## TASK PROMPT
Find how many lines of the listing below include the word "title", then report the number by itself.

## INFORMATION SUPPLIED
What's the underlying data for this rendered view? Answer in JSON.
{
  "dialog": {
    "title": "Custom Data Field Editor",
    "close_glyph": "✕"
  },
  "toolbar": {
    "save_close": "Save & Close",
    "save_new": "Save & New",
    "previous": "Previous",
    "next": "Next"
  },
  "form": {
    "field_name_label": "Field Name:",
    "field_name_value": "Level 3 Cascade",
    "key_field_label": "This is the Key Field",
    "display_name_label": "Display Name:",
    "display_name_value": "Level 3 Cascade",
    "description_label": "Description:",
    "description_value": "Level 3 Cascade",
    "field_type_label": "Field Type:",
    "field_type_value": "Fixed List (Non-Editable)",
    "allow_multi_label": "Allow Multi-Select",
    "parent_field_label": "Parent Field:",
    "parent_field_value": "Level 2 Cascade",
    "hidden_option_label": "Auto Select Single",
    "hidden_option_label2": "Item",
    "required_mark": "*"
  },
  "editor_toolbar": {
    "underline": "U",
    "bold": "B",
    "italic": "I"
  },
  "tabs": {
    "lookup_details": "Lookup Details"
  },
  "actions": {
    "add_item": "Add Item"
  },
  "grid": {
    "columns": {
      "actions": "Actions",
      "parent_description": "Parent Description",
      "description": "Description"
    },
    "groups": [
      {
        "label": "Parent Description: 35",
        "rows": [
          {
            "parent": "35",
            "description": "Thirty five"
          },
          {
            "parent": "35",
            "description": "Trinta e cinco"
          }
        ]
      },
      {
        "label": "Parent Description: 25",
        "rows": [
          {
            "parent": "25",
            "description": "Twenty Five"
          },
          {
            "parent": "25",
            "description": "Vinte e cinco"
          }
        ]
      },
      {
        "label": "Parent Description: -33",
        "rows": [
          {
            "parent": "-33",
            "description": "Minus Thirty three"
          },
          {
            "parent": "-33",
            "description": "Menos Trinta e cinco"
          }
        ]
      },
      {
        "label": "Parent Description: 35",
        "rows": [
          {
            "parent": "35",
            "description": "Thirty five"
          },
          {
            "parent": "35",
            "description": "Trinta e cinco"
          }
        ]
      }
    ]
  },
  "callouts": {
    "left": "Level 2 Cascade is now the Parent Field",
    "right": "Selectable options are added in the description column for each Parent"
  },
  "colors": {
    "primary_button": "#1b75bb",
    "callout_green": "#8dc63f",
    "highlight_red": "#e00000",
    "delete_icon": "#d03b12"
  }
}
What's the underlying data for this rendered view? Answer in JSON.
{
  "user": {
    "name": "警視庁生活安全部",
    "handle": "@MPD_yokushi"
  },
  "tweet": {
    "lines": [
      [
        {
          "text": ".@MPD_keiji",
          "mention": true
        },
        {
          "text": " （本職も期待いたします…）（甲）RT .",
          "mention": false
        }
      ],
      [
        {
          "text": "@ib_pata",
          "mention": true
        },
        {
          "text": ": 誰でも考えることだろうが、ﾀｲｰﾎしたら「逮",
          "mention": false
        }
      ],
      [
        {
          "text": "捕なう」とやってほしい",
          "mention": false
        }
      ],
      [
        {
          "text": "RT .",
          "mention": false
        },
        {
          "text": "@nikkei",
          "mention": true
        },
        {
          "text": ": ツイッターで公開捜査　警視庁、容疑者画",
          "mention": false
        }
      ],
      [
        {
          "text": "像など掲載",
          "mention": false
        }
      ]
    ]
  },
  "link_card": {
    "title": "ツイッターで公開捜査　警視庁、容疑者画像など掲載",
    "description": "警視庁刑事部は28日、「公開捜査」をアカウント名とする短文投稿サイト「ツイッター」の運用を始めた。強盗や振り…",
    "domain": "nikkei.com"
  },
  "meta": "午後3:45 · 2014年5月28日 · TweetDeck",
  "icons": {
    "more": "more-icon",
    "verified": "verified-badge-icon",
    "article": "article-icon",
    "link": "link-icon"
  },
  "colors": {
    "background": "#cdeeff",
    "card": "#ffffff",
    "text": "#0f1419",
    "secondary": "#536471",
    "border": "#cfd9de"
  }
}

## THE ANSWER
2